» **Task prompt**: Locate and copy all lines bearing the word "week".

» **The input**:

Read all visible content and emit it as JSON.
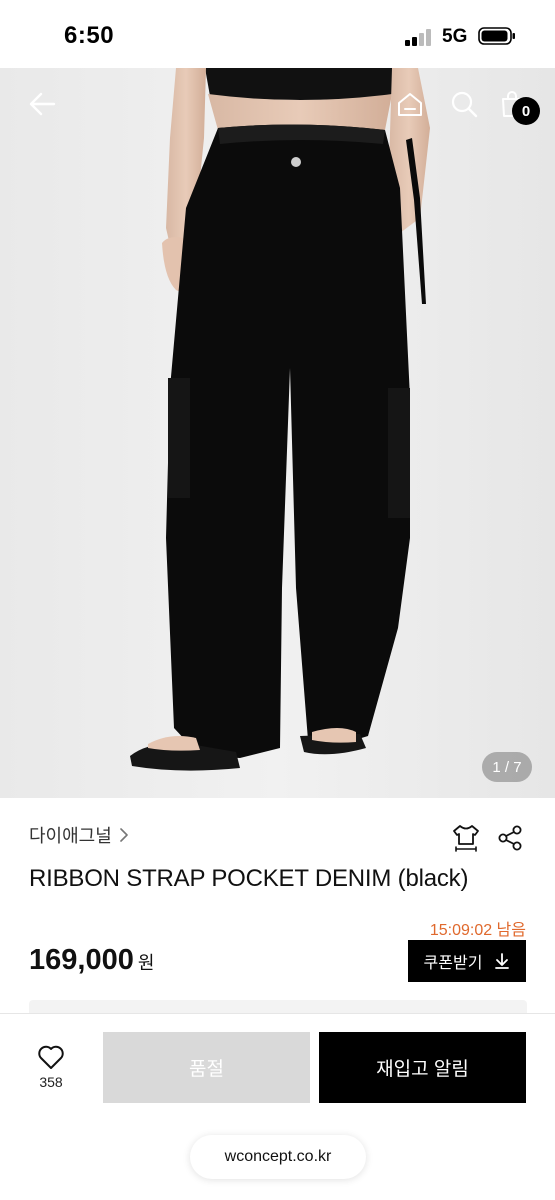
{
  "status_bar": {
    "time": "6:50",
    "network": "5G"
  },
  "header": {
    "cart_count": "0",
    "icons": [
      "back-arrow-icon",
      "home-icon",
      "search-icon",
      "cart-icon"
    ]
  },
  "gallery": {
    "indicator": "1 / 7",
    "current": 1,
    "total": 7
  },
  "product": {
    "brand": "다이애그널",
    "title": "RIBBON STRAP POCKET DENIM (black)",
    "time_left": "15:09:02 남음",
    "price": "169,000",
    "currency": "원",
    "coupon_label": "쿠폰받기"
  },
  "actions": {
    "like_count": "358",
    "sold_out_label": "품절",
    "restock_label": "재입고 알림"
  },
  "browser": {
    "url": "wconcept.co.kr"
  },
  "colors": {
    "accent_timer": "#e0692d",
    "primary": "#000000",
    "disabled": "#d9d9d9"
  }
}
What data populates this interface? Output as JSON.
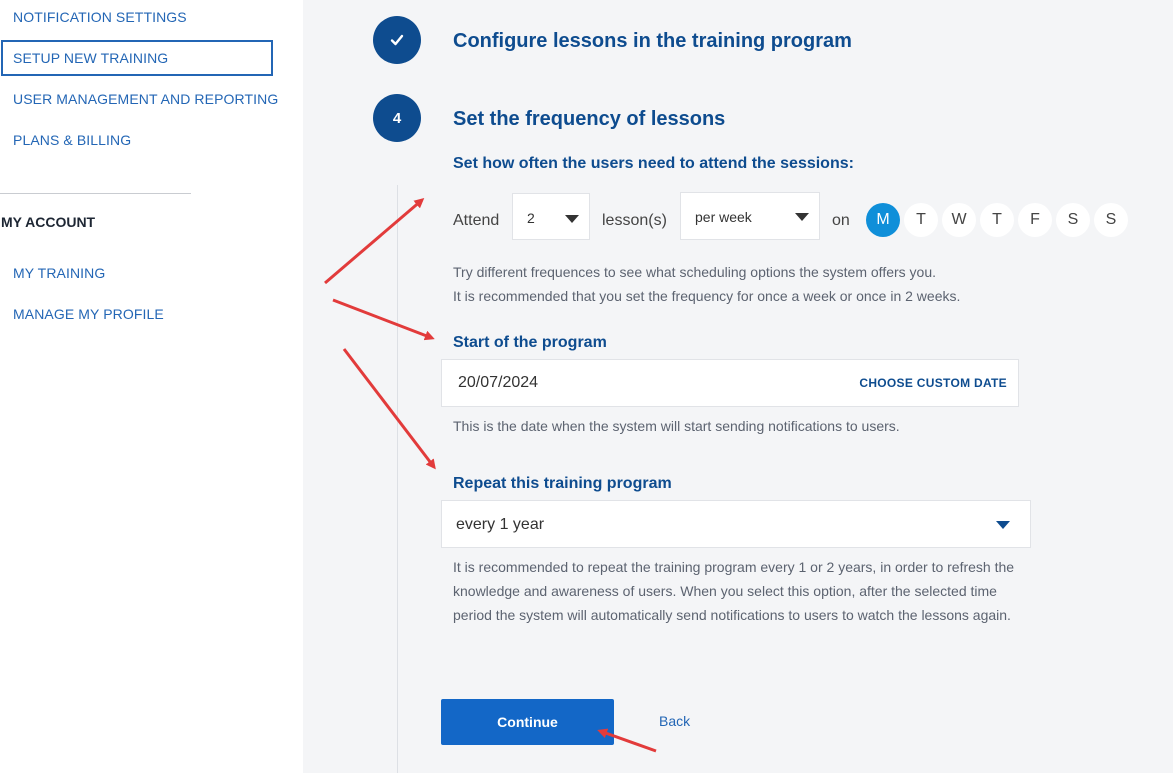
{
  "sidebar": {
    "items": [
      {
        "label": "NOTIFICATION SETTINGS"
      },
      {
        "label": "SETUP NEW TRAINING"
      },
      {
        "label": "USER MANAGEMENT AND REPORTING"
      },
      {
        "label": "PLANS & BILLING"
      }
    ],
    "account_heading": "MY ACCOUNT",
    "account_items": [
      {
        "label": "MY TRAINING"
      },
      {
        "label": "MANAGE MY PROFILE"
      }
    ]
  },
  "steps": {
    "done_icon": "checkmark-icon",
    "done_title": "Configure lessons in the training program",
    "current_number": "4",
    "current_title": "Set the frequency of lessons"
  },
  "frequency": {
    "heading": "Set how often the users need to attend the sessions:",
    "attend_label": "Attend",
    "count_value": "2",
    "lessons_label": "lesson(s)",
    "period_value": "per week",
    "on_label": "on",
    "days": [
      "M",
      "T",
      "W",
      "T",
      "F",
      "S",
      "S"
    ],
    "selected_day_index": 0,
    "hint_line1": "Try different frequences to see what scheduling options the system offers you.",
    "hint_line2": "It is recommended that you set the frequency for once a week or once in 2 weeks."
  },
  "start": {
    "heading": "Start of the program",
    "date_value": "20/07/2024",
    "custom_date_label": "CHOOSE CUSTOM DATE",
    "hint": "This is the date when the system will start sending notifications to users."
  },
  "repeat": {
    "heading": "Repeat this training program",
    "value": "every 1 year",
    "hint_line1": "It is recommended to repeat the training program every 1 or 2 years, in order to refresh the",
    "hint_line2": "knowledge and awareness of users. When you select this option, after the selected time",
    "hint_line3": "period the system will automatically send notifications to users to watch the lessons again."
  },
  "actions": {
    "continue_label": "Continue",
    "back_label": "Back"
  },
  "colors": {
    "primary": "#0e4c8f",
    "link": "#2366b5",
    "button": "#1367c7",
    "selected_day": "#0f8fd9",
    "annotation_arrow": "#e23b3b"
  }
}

» **Result of the exercise**:
    "period_value": "per week",
    "hint_line2": "It is recommended that you set the frequency for once a week or once in 2 weeks."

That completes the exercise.